Dataset excerpt:
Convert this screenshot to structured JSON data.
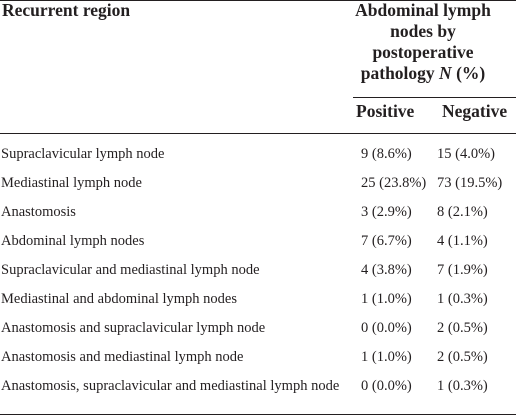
{
  "header": {
    "region": "Recurrent region",
    "group_lines": [
      "Abdominal lymph",
      "nodes by",
      "postoperative",
      "pathology"
    ],
    "group_n": "N",
    "group_pct": "(%)",
    "positive": "Positive",
    "negative": "Negative"
  },
  "rows": [
    {
      "label": "Supraclavicular lymph node",
      "positive": "9 (8.6%)",
      "negative": "15 (4.0%)"
    },
    {
      "label": "Mediastinal lymph node",
      "positive": "25 (23.8%)",
      "negative": "73 (19.5%)"
    },
    {
      "label": "Anastomosis",
      "positive": "3 (2.9%)",
      "negative": "8 (2.1%)"
    },
    {
      "label": "Abdominal lymph nodes",
      "positive": "7 (6.7%)",
      "negative": "4 (1.1%)"
    },
    {
      "label": "Supraclavicular and mediastinal lymph node",
      "positive": "4 (3.8%)",
      "negative": "7 (1.9%)"
    },
    {
      "label": "Mediastinal and abdominal lymph nodes",
      "positive": "1 (1.0%)",
      "negative": "1 (0.3%)"
    },
    {
      "label": "Anastomosis and supraclavicular lymph node",
      "positive": "0 (0.0%)",
      "negative": "2 (0.5%)"
    },
    {
      "label": "Anastomosis and mediastinal lymph node",
      "positive": "1 (1.0%)",
      "negative": "2 (0.5%)"
    },
    {
      "label": "Anastomosis, supraclavicular and mediastinal lymph node",
      "positive": "0 (0.0%)",
      "negative": "1 (0.3%)"
    }
  ]
}
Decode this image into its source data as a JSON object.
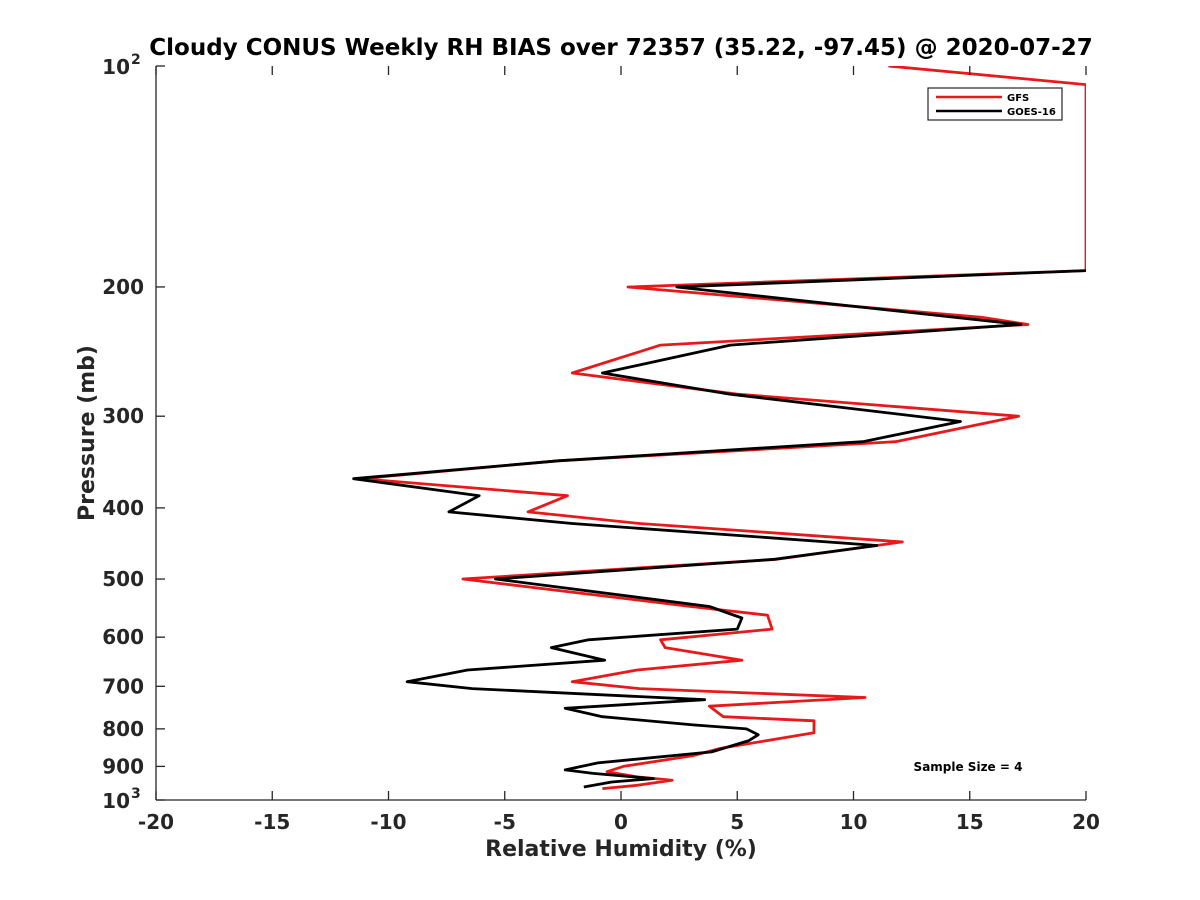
{
  "chart_data": {
    "type": "line",
    "title": "Cloudy CONUS Weekly RH BIAS over 72357 (35.22, -97.45) @ 2020-07-27",
    "xlabel": "Relative Humidity (%)",
    "ylabel": "Pressure (mb)",
    "xlim": [
      -20,
      20
    ],
    "ylim": [
      100,
      1000
    ],
    "y_scale": "log",
    "y_reversed": true,
    "x_ticks": [
      "-20",
      "-15",
      "-10",
      "-5",
      "0",
      "5",
      "10",
      "15",
      "20"
    ],
    "y_ticks": [
      {
        "value": 100,
        "base": "10",
        "exp": "2"
      },
      {
        "value": 200,
        "label": "200"
      },
      {
        "value": 300,
        "label": "300"
      },
      {
        "value": 400,
        "label": "400"
      },
      {
        "value": 500,
        "label": "500"
      },
      {
        "value": 600,
        "label": "600"
      },
      {
        "value": 700,
        "label": "700"
      },
      {
        "value": 800,
        "label": "800"
      },
      {
        "value": 900,
        "label": "900"
      },
      {
        "value": 1000,
        "base": "10",
        "exp": "3"
      }
    ],
    "grid": false,
    "legend_position": "top-right",
    "annotation": "Sample Size = 4",
    "series": [
      {
        "name": "GFS",
        "color": "#e8191b",
        "points": [
          [
            11.5,
            100
          ],
          [
            20,
            106
          ],
          [
            20,
            190
          ],
          [
            0.3,
            200
          ],
          [
            15.5,
            220
          ],
          [
            17.5,
            225
          ],
          [
            1.7,
            240
          ],
          [
            -2.1,
            262
          ],
          [
            5.0,
            280
          ],
          [
            17.1,
            300
          ],
          [
            11.8,
            325
          ],
          [
            -2.7,
            345
          ],
          [
            -11.2,
            365
          ],
          [
            -2.3,
            385
          ],
          [
            -4.0,
            405
          ],
          [
            0.8,
            420
          ],
          [
            12.1,
            445
          ],
          [
            6.7,
            470
          ],
          [
            -6.8,
            500
          ],
          [
            3.0,
            545
          ],
          [
            6.3,
            560
          ],
          [
            6.5,
            585
          ],
          [
            1.7,
            605
          ],
          [
            1.9,
            620
          ],
          [
            5.2,
            645
          ],
          [
            0.7,
            665
          ],
          [
            -2.1,
            690
          ],
          [
            0.8,
            705
          ],
          [
            10.5,
            725
          ],
          [
            3.8,
            745
          ],
          [
            4.4,
            770
          ],
          [
            8.3,
            780
          ],
          [
            8.3,
            810
          ],
          [
            4.3,
            850
          ],
          [
            3.1,
            870
          ],
          [
            0.1,
            900
          ],
          [
            -0.6,
            915
          ],
          [
            0.7,
            930
          ],
          [
            2.2,
            940
          ],
          [
            0.7,
            955
          ],
          [
            -0.8,
            965
          ]
        ]
      },
      {
        "name": "GOES-16",
        "color": "#000000",
        "points": [
          [
            20,
            190
          ],
          [
            2.4,
            200
          ],
          [
            17.2,
            225
          ],
          [
            4.7,
            240
          ],
          [
            -0.8,
            262
          ],
          [
            4.7,
            280
          ],
          [
            14.6,
            305
          ],
          [
            10.4,
            325
          ],
          [
            -2.7,
            345
          ],
          [
            -11.5,
            365
          ],
          [
            -6.1,
            385
          ],
          [
            -7.4,
            405
          ],
          [
            -2.1,
            420
          ],
          [
            11.0,
            450
          ],
          [
            6.6,
            470
          ],
          [
            -5.4,
            500
          ],
          [
            3.8,
            545
          ],
          [
            5.2,
            565
          ],
          [
            5.0,
            585
          ],
          [
            -1.4,
            605
          ],
          [
            -3.0,
            620
          ],
          [
            -0.7,
            645
          ],
          [
            -6.6,
            665
          ],
          [
            -9.2,
            690
          ],
          [
            -6.4,
            705
          ],
          [
            3.6,
            730
          ],
          [
            -2.4,
            750
          ],
          [
            -0.8,
            770
          ],
          [
            3.1,
            790
          ],
          [
            5.4,
            800
          ],
          [
            5.9,
            815
          ],
          [
            5.5,
            830
          ],
          [
            3.9,
            860
          ],
          [
            -1.0,
            890
          ],
          [
            -2.4,
            910
          ],
          [
            -1.2,
            920
          ],
          [
            1.4,
            935
          ],
          [
            -0.4,
            945
          ],
          [
            -1.6,
            960
          ]
        ]
      }
    ]
  }
}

■ **Brief**:
Collect the complete line wherever the string "negative" appears in the records.

■ **Output for this task**:
    "negative": "Negative"
      "negative": "15 (4.0%)"
      "negative": "73 (19.5%)"
      "negative": "8 (2.1%)"
      "negative": "4 (1.1%)"
      "negative": "7 (1.9%)"
      "negative": "1 (0.3%)"
      "negative": "2 (0.5%)"
      "negative": "2 (0.5%)"
      "negative": "1 (0.3%)"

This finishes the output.